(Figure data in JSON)
****************************************

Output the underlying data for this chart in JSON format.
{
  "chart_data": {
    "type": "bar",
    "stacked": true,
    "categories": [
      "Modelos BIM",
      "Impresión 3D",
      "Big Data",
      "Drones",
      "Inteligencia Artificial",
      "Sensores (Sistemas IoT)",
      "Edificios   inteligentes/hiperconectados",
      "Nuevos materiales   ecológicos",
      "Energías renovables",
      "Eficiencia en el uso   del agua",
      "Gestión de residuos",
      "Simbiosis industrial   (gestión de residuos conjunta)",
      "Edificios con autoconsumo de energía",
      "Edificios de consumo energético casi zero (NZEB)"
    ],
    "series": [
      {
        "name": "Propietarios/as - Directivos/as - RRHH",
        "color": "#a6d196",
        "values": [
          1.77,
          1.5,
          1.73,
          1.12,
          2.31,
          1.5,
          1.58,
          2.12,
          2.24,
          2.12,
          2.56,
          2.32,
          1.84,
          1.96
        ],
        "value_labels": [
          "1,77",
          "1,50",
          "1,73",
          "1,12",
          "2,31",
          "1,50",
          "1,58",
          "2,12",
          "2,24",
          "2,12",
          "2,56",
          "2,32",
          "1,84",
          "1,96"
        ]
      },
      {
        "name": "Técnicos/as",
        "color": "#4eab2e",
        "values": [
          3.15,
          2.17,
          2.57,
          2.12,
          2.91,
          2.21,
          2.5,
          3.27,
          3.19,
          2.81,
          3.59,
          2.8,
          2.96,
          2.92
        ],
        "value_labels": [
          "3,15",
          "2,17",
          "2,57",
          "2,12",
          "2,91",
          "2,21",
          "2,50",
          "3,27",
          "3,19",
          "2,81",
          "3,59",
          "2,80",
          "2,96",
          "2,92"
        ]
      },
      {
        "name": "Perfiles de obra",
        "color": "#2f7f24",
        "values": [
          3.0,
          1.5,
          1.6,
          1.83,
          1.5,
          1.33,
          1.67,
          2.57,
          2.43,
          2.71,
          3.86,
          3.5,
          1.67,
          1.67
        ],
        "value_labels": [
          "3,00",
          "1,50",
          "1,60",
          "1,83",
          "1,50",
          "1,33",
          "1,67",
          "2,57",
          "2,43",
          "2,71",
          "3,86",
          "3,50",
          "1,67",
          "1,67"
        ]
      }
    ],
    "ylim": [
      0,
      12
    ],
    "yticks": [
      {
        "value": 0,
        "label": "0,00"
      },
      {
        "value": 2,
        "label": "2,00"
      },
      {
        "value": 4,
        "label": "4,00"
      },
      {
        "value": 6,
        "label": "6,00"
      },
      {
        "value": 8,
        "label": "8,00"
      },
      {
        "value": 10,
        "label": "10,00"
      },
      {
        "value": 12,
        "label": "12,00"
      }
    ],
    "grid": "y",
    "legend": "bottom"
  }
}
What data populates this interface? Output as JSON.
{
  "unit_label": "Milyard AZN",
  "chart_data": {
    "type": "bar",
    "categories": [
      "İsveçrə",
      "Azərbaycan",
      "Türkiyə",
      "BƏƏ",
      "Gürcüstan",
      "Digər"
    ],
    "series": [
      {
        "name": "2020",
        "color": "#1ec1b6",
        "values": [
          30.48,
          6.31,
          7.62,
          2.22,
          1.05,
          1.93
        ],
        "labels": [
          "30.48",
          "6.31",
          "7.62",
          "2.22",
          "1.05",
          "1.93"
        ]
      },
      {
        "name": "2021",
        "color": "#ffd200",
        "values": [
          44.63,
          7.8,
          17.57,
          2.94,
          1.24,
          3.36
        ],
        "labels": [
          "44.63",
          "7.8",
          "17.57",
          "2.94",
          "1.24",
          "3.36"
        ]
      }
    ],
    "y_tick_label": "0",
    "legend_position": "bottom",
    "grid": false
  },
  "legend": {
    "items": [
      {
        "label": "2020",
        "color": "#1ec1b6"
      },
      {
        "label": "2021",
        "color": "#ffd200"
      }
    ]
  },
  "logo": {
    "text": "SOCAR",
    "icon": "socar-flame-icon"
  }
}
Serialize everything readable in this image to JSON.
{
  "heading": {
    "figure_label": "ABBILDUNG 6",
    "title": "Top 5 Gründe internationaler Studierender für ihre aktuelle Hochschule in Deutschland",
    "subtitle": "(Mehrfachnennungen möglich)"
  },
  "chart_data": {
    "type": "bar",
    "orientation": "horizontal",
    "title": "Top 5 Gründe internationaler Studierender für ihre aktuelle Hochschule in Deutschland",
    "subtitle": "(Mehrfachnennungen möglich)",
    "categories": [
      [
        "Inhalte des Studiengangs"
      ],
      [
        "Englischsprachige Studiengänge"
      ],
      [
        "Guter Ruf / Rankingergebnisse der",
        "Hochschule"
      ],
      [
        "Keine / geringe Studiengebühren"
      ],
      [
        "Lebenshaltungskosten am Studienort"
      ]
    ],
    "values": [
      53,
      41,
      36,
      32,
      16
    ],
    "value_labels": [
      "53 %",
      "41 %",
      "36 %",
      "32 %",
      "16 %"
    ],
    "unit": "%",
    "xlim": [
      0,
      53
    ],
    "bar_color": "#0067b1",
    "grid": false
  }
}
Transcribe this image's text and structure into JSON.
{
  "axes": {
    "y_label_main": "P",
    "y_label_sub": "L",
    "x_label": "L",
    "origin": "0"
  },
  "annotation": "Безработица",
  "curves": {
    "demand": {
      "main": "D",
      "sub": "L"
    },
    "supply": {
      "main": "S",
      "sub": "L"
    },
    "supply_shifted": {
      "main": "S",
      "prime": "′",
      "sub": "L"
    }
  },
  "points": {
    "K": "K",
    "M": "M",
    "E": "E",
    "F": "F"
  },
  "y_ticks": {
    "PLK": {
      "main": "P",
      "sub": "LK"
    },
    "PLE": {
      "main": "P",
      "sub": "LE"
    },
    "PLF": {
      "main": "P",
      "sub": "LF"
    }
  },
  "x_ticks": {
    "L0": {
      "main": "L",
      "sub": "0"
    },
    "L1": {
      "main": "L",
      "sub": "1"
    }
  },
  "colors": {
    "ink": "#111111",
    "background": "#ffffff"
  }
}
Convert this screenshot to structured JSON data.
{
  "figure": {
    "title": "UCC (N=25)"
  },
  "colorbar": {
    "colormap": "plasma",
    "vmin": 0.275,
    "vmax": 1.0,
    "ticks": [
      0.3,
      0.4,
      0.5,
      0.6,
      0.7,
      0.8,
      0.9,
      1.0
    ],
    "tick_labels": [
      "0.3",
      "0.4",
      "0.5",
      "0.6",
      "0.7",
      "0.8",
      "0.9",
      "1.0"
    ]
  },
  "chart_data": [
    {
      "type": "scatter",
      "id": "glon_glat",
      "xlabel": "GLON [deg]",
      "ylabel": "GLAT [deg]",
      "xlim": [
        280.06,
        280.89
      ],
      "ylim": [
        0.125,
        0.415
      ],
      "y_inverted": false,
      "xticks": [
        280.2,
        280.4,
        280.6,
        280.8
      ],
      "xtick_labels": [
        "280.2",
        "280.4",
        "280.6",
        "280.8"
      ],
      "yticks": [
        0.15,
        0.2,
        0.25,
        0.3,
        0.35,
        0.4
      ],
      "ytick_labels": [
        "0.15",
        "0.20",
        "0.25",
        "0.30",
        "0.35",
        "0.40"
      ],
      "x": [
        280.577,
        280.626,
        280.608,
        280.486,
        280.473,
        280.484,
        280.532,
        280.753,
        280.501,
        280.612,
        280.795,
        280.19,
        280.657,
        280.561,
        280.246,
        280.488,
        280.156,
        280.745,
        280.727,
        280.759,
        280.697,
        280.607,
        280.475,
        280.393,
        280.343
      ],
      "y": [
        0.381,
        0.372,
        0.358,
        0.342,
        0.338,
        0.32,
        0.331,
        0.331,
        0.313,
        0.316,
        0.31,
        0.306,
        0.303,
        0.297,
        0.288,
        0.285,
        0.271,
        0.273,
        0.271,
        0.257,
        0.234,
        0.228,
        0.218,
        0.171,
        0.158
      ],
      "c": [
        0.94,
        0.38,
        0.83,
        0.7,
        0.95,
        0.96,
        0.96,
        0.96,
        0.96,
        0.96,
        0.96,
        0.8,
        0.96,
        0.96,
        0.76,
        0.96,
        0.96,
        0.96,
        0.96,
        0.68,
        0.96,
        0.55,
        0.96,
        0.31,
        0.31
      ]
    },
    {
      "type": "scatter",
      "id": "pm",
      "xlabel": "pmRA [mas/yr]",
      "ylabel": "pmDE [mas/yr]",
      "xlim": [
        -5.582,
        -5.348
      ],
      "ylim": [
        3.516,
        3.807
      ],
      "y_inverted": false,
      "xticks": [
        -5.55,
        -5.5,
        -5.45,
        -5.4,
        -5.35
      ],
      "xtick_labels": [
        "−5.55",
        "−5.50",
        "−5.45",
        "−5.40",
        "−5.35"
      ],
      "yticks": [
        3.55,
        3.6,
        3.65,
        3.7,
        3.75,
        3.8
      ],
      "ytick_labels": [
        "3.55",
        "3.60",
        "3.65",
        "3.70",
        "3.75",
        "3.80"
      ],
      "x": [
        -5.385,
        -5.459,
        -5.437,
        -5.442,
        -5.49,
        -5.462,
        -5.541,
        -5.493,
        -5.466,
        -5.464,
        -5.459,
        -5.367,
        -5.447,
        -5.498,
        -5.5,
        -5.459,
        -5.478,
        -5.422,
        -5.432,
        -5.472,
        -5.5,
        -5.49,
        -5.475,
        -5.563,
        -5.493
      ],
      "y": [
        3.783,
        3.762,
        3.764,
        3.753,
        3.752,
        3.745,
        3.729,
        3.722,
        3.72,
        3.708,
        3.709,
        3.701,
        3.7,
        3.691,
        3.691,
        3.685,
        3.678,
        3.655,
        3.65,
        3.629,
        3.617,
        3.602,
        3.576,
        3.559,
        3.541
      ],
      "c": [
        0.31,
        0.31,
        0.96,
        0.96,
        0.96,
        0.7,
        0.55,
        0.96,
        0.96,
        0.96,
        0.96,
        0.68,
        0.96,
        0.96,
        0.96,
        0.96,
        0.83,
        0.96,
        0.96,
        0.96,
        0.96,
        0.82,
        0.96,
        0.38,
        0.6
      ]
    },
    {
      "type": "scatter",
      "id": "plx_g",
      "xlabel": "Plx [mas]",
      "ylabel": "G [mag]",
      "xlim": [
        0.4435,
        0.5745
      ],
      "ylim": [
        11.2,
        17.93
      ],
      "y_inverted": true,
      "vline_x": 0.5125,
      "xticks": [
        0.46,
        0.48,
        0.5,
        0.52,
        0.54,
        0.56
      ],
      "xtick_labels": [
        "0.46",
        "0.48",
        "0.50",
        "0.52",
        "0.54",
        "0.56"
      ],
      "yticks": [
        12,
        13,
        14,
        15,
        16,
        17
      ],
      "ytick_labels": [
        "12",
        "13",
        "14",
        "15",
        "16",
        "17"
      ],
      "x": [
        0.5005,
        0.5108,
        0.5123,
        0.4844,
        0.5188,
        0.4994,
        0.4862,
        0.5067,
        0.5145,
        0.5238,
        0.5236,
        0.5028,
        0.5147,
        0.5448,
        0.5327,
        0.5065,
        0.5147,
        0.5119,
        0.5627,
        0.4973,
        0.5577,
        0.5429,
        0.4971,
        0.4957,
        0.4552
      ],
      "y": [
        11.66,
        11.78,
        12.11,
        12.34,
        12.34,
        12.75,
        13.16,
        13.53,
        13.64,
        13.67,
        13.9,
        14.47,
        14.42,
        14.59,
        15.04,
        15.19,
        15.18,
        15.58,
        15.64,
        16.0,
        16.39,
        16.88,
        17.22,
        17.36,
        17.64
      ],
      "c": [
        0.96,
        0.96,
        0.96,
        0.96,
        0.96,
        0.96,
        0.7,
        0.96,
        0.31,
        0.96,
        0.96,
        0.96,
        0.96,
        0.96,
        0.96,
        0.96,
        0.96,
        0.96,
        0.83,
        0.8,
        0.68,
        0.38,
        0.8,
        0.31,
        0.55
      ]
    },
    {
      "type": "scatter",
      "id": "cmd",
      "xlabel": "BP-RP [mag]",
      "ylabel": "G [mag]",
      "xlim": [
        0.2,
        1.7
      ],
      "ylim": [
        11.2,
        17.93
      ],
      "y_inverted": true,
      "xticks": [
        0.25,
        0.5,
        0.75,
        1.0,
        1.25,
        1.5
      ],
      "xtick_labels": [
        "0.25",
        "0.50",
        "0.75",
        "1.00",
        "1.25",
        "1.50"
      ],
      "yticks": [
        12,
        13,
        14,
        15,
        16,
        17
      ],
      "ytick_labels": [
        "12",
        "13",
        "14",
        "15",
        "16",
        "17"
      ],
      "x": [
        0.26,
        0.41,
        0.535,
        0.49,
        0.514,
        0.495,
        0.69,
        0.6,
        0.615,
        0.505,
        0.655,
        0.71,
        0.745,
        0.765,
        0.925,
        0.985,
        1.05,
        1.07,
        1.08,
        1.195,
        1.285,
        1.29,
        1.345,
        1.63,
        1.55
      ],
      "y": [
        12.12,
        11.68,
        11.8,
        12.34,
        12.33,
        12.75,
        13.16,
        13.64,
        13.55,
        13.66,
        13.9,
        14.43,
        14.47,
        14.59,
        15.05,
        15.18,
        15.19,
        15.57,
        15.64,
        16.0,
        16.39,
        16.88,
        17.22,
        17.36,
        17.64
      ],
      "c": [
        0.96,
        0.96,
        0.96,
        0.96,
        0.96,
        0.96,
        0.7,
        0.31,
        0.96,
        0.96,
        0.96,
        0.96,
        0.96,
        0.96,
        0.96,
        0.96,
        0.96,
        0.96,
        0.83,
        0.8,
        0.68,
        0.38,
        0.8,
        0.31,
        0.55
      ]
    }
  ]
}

****************************************

Copy all lines from the material that include "text".

TASK ANSWER
    "text": "SOCAR",
Transcribe this image's text and structure into JSON.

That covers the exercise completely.